**EXERCISE TASK**
Starting at the first line of the material and stopping after the line that contains "y-tick-label: 60 [41, 333, 55, 346]", rewrite those lines with every "x-tick-label" changed to "year-label" and everything else left the same.

— BEGIN PROVIDED MATERIAL —

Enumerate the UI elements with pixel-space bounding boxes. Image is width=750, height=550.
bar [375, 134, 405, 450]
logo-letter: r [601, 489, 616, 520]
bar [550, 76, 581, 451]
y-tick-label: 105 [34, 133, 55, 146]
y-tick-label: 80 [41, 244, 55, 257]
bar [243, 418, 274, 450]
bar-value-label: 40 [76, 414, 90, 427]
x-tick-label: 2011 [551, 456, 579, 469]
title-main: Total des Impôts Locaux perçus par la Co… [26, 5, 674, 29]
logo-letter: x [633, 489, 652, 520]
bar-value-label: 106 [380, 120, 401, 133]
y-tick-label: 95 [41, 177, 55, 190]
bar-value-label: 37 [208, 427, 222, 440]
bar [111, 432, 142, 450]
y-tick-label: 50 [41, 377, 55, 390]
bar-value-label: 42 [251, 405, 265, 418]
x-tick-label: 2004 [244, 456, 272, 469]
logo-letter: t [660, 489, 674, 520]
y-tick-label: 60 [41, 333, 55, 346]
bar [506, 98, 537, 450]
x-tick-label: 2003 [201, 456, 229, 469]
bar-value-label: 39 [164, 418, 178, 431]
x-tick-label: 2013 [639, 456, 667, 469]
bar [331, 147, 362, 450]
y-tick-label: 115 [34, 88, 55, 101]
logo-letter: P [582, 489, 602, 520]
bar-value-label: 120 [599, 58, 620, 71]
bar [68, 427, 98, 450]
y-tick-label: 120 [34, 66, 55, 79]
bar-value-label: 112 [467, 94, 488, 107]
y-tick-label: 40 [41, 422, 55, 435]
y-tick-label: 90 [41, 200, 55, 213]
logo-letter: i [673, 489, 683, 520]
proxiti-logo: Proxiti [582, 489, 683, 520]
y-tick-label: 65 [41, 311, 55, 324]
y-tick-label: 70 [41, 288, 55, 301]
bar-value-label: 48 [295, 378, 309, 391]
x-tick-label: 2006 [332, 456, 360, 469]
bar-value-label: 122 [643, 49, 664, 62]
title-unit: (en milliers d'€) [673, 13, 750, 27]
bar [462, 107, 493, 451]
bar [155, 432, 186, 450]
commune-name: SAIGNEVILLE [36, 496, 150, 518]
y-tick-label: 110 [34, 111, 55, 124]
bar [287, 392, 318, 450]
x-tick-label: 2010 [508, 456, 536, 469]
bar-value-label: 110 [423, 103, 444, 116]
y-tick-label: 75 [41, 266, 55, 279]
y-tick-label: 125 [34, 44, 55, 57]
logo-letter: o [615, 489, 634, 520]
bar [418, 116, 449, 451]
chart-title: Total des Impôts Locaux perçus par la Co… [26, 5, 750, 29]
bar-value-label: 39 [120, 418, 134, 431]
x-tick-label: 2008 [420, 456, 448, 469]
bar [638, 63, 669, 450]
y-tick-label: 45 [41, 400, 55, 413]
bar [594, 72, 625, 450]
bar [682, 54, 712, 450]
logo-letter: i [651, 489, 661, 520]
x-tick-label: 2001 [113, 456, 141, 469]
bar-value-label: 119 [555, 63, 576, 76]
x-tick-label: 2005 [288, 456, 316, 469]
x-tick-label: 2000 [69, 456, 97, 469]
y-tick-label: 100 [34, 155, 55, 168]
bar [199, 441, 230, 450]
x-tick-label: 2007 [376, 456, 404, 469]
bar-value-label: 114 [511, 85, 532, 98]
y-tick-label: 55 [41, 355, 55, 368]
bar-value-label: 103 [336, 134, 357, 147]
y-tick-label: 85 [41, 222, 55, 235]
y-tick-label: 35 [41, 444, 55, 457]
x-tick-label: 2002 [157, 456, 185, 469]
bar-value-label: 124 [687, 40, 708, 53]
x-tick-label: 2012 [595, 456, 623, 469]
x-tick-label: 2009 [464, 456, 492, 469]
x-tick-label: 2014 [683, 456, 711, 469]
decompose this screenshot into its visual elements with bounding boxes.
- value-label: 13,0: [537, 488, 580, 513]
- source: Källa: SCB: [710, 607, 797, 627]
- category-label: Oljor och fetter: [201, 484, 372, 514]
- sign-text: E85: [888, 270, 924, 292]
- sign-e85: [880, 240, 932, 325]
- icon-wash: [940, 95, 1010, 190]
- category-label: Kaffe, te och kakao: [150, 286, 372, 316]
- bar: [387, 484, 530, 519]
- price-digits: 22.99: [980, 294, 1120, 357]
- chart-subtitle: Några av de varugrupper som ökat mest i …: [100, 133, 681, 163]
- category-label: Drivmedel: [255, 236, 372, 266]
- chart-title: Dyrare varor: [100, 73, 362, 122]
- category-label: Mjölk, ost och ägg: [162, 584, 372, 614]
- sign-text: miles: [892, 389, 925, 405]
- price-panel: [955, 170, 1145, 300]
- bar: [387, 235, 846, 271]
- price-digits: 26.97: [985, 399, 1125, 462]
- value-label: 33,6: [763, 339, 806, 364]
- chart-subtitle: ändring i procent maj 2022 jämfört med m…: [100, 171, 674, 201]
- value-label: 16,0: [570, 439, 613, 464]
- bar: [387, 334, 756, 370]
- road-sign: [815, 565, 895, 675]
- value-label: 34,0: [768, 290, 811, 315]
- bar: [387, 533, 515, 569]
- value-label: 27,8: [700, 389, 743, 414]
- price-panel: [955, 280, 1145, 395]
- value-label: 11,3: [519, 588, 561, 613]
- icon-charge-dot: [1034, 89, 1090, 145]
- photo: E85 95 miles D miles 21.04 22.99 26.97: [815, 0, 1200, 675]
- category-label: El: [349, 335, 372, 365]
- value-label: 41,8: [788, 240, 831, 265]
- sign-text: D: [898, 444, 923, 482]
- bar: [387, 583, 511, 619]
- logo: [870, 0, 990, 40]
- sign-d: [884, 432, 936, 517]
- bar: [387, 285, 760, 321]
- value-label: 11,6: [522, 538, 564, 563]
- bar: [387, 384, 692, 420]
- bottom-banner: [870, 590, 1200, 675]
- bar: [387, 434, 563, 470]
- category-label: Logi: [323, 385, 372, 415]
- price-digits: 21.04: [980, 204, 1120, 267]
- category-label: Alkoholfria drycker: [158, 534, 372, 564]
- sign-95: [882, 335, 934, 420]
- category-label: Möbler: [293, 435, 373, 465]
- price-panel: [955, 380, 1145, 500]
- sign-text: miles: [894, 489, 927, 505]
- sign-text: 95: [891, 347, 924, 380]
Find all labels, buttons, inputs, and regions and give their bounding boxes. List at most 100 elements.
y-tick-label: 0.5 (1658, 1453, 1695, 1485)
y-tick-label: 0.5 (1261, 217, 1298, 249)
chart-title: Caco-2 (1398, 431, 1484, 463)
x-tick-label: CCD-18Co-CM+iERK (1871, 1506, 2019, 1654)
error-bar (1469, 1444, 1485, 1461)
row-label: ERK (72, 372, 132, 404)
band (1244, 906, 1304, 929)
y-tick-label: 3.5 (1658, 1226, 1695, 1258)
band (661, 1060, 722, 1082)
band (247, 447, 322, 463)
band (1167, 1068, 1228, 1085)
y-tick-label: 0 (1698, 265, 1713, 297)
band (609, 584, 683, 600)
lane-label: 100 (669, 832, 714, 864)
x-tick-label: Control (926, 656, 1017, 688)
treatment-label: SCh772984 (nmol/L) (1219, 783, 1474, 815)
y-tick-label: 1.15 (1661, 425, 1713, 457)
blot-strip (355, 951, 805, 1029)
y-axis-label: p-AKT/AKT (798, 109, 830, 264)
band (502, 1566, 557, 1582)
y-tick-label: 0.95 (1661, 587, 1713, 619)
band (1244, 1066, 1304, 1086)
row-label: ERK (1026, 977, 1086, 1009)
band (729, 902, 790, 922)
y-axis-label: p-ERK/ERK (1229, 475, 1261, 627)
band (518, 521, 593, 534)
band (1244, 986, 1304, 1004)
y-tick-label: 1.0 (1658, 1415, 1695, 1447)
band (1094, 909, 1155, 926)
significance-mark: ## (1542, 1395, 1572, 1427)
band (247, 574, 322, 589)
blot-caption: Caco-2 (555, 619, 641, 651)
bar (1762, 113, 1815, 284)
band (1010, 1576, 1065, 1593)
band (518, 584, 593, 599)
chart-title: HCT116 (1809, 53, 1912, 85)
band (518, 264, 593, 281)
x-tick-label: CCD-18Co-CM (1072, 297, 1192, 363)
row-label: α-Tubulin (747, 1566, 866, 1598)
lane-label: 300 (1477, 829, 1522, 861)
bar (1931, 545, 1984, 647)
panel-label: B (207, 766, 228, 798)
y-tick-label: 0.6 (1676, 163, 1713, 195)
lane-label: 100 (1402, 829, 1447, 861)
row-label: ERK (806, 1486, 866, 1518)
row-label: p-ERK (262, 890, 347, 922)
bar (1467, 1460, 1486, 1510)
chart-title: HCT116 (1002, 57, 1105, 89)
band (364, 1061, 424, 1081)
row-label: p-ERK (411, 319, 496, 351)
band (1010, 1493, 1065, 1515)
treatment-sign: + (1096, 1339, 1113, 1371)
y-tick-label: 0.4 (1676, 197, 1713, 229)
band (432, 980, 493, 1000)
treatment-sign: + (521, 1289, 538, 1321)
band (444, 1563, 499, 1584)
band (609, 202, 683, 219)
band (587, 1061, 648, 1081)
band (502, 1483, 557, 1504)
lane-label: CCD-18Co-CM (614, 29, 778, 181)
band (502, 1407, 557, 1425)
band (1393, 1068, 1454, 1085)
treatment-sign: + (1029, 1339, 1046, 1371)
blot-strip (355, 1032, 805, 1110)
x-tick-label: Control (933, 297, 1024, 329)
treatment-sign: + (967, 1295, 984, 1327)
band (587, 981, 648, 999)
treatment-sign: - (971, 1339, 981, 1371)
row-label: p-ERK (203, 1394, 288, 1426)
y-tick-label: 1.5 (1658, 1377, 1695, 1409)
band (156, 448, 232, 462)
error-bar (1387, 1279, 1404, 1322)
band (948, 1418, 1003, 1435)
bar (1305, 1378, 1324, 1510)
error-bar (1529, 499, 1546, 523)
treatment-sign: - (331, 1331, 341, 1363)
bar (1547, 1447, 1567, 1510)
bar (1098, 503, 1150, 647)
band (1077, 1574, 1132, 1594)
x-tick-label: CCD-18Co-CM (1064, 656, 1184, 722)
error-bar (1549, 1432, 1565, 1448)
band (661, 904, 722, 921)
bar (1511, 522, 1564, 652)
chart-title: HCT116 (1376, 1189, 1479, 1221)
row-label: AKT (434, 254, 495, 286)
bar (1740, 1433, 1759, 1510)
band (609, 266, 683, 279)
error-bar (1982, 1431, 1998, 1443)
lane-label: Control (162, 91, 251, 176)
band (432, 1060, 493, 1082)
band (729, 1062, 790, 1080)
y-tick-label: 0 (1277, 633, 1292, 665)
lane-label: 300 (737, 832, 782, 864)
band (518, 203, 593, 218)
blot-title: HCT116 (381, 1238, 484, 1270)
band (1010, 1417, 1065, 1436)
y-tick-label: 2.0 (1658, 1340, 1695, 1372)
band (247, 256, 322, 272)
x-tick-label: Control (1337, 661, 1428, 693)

— END PROVIDED MATERIAL —

**SOLUTION TO THE PROBLEM**
Enumerate the UI elements with pixel-space bounding boxes. Image is width=750, height=550.
bar [375, 134, 405, 450]
logo-letter: r [601, 489, 616, 520]
bar [550, 76, 581, 451]
y-tick-label: 105 [34, 133, 55, 146]
y-tick-label: 80 [41, 244, 55, 257]
bar [243, 418, 274, 450]
bar-value-label: 40 [76, 414, 90, 427]
year-label: 2011 [551, 456, 579, 469]
title-main: Total des Impôts Locaux perçus par la Co… [26, 5, 674, 29]
logo-letter: x [633, 489, 652, 520]
bar-value-label: 106 [380, 120, 401, 133]
y-tick-label: 95 [41, 177, 55, 190]
bar-value-label: 37 [208, 427, 222, 440]
bar [111, 432, 142, 450]
y-tick-label: 50 [41, 377, 55, 390]
bar-value-label: 42 [251, 405, 265, 418]
year-label: 2004 [244, 456, 272, 469]
logo-letter: t [660, 489, 674, 520]
y-tick-label: 60 [41, 333, 55, 346]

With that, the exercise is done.